WORK REQUIRED:
Can you transcribe every entry word for word, skipping the images?

LISTED RECORDS:

★ ★ ★ ★ ★

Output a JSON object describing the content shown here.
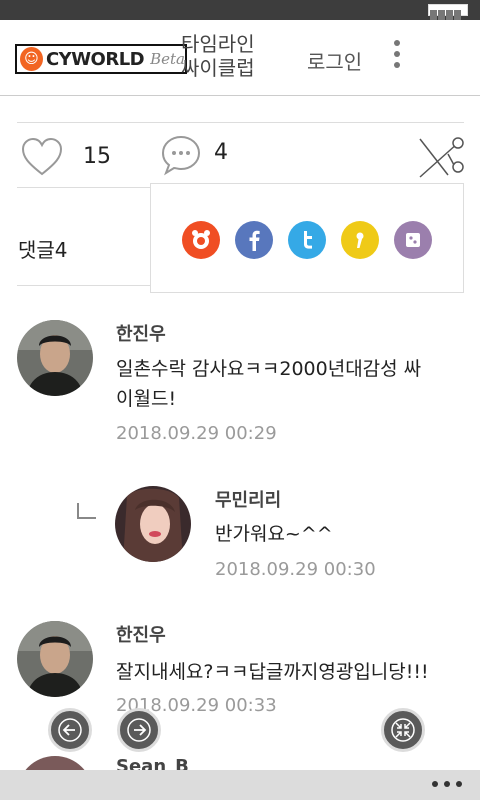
{
  "header": {
    "logo_text": "CYWORLD",
    "logo_beta": "Beta",
    "cycle_line1": "타임라인",
    "cycle_line2": "싸이클럽",
    "login": "로그인"
  },
  "stats": {
    "likes": "15",
    "comments": "4"
  },
  "comments_header": "댓글4",
  "comments": [
    {
      "name": "한진우",
      "text_line1": "일촌수락 감사요ㅋㅋ2000년대감성 싸",
      "text_line2": "이월드!",
      "time": "2018.09.29 00:29"
    },
    {
      "name": "무민리리",
      "text": "반가워요~^^",
      "time": "2018.09.29 00:30"
    },
    {
      "name": "한진우",
      "text": "잘지내세요?ㅋㅋ답글까지영광입니당!!!",
      "time": "2018.09.29 00:33"
    },
    {
      "name": "Sean_B"
    }
  ],
  "share_targets": [
    "cyworld-icon",
    "facebook-icon",
    "twitter-icon",
    "kakaostory-icon",
    "band-icon"
  ],
  "colors": {
    "cyworld": "#f04e23",
    "facebook": "#5877bd",
    "twitter": "#35a9e6",
    "kakao": "#efca17",
    "band": "#9b7fad"
  }
}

★ ★ ★ ★ ★

RESPONSE TO THIS EXERCISE:
Output a JSON object describing the content shown here.
{
  "header": {
    "logo_text": "CYWORLD",
    "logo_beta": "Beta",
    "cycle_line1": "타임라인",
    "cycle_line2": "싸이클럽",
    "login": "로그인"
  },
  "stats": {
    "likes": "15",
    "comments": "4"
  },
  "comments_header": "댓글4",
  "comments": [
    {
      "name": "한진우",
      "text_line1": "일촌수락 감사요ㅋㅋ2000년대감성 싸",
      "text_line2": "이월드!",
      "time": "2018.09.29 00:29"
    },
    {
      "name": "무민리리",
      "text": "반가워요~^^",
      "time": "2018.09.29 00:30"
    },
    {
      "name": "한진우",
      "text": "잘지내세요?ㅋㅋ답글까지영광입니당!!!",
      "time": "2018.09.29 00:33"
    },
    {
      "name": "Sean_B"
    }
  ],
  "share_targets": [
    "cyworld-icon",
    "facebook-icon",
    "twitter-icon",
    "kakaostory-icon",
    "band-icon"
  ],
  "colors": {
    "cyworld": "#f04e23",
    "facebook": "#5877bd",
    "twitter": "#35a9e6",
    "kakao": "#efca17",
    "band": "#9b7fad"
  }
}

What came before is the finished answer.